## Directions
Images embedded in the records are excluded; print everything else exactly as given.

## Record extracts
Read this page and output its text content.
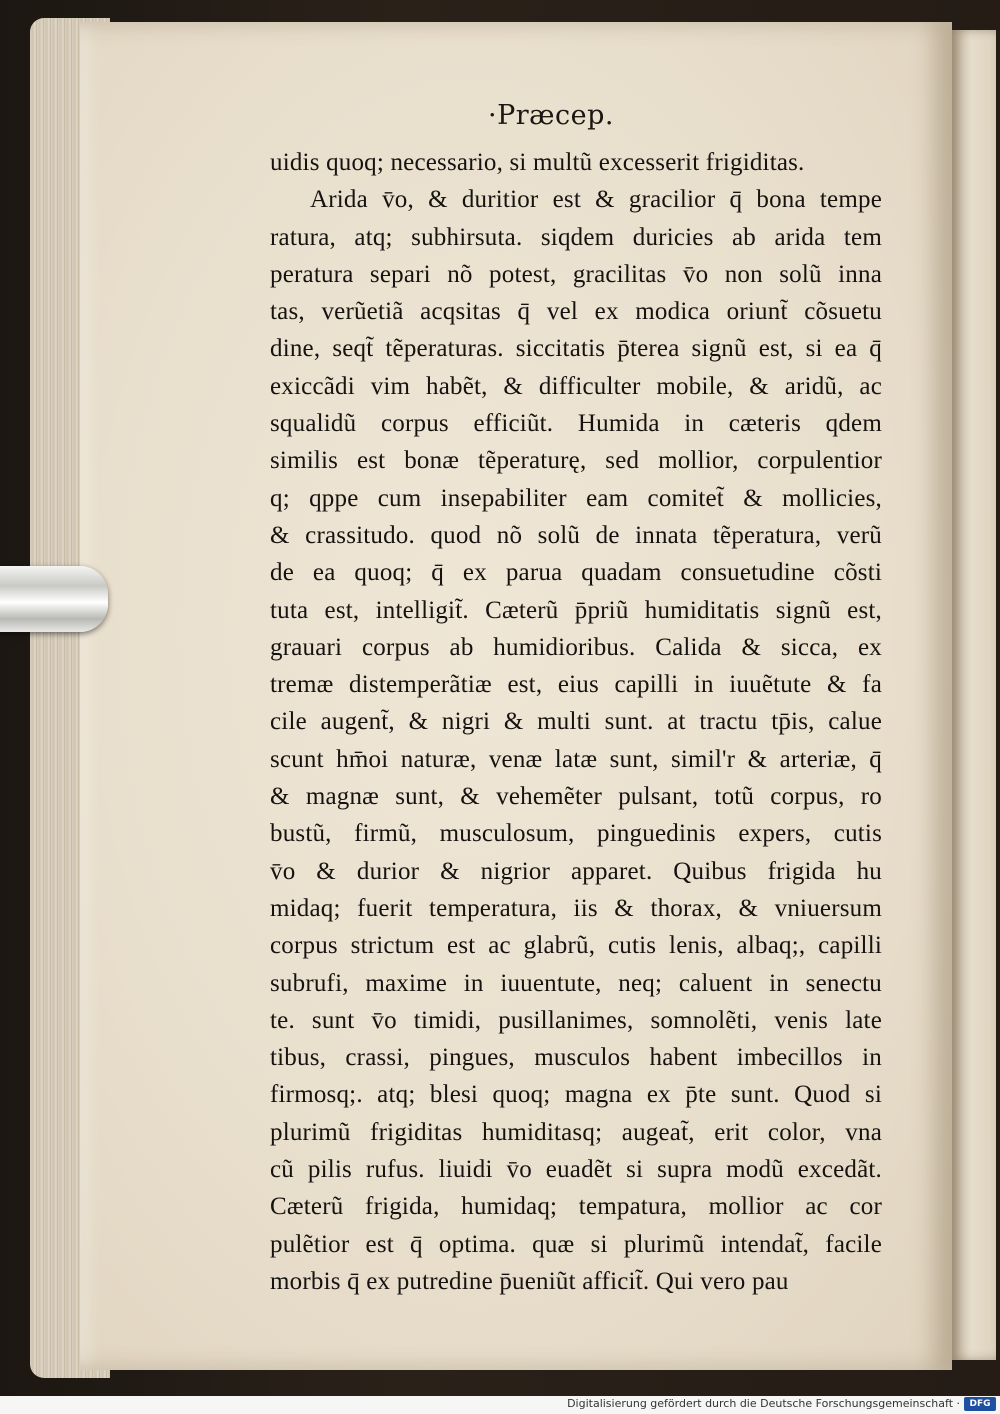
·Præcep.
uidis quoq; necessario, si multũ excesserit frigiditas.
Arida v̄o, & duritior est & gracilior q̄ bona tempe
ratura, atq; subhirsuta. siqdem duricies ab arida tem
peratura separi nõ potest, gracilitas v̄o non solũ inna
tas, verũetiã acqsitas q̄ vel ex modica oriunt̃ cõsuetu
dine, seqt̃ tẽperaturas. siccitatis p̄terea signũ est, si ea q̄
exiccãdi vim habẽt, & difficulter mobile, & aridũ, ac
squalidũ corpus efficiũt. Humida in cæteris qdem
similis est bonæ tẽperaturę, sed mollior, corpulentior
q; qppe cum insepabiliter eam comitet̃ & mollicies,
& crassitudo. quod nõ solũ de innata tẽperatura, verũ
de ea quoq; q̄ ex parua quadam consuetudine cõsti
tuta est, intelligit̃. Cæterũ p̄priũ humiditatis signũ est,
grauari corpus ab humidioribus. Calida & sicca, ex
tremæ distemperãtiæ est, eius capilli in iuuẽtute & fa
cile augent̃, & nigri & multi sunt. at tractu tp̄is, calue
scunt hm̄oi naturæ, venæ latæ sunt, simil'r & arteriæ, q̄
& magnæ sunt, & vehemẽter pulsant, totũ corpus, ro
bustũ, firmũ, musculosum, pinguedinis expers, cutis
v̄o & durior & nigrior apparet. Quibus frigida hu
midaq; fuerit temperatura, iis & thorax, & vniuersum
corpus strictum est ac glabrũ, cutis lenis, albaq;, capilli
subrufi, maxime in iuuentute, neq; caluent in senectu
te. sunt v̄o timidi, pusillanimes, somnolẽti, venis late
tibus, crassi, pingues, musculos habent imbecillos in
firmosq;. atq; blesi quoq; magna ex p̄te sunt. Quod si
plurimũ frigiditas humiditasq; augeat̃, erit color, vna
cũ pilis rufus. liuidi v̄o euadẽt si supra modũ excedãt.
Cæterũ frigida, humidaq; tempatura, mollior ac cor
pulẽtior est q̄ optima. quæ si plurimũ intendat̃, facile
morbis q̄ ex putredine p̄ueniũt afficit̃. Qui vero pau
Digitalisierung gefördert durch die Deutsche Forschungsgemeinschaft ·	DFG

## Full output
Read this page and output its text content.
·Præcep.
uidis quoq; necessario, si multũ excesserit frigiditas.
Arida v̄o, & duritior est & gracilior q̄ bona tempe
ratura, atq; subhirsuta. siqdem duricies ab arida tem
peratura separi nõ potest, gracilitas v̄o non solũ inna
tas, verũetiã acqsitas q̄ vel ex modica oriunt̃ cõsuetu
dine, seqt̃ tẽperaturas. siccitatis p̄terea signũ est, si ea q̄
exiccãdi vim habẽt, & difficulter mobile, & aridũ, ac
squalidũ corpus efficiũt. Humida in cæteris qdem
similis est bonæ tẽperaturę, sed mollior, corpulentior
q; qppe cum insepabiliter eam comitet̃ & mollicies,
& crassitudo. quod nõ solũ de innata tẽperatura, verũ
de ea quoq; q̄ ex parua quadam consuetudine cõsti
tuta est, intelligit̃. Cæterũ p̄priũ humiditatis signũ est,
grauari corpus ab humidioribus. Calida & sicca, ex
tremæ distemperãtiæ est, eius capilli in iuuẽtute & fa
cile augent̃, & nigri & multi sunt. at tractu tp̄is, calue
scunt hm̄oi naturæ, venæ latæ sunt, simil'r & arteriæ, q̄
& magnæ sunt, & vehemẽter pulsant, totũ corpus, ro
bustũ, firmũ, musculosum, pinguedinis expers, cutis
v̄o & durior & nigrior apparet. Quibus frigida hu
midaq; fuerit temperatura, iis & thorax, & vniuersum
corpus strictum est ac glabrũ, cutis lenis, albaq;, capilli
subrufi, maxime in iuuentute, neq; caluent in senectu
te. sunt v̄o timidi, pusillanimes, somnolẽti, venis late
tibus, crassi, pingues, musculos habent imbecillos in
firmosq;. atq; blesi quoq; magna ex p̄te sunt. Quod si
plurimũ frigiditas humiditasq; augeat̃, erit color, vna
cũ pilis rufus. liuidi v̄o euadẽt si supra modũ excedãt.
Cæterũ frigida, humidaq; tempatura, mollior ac cor
pulẽtior est q̄ optima. quæ si plurimũ intendat̃, facile
morbis q̄ ex putredine p̄ueniũt afficit̃. Qui vero pau
Digitalisierung gefördert durch die Deutsche Forschungsgemeinschaft ·	DFG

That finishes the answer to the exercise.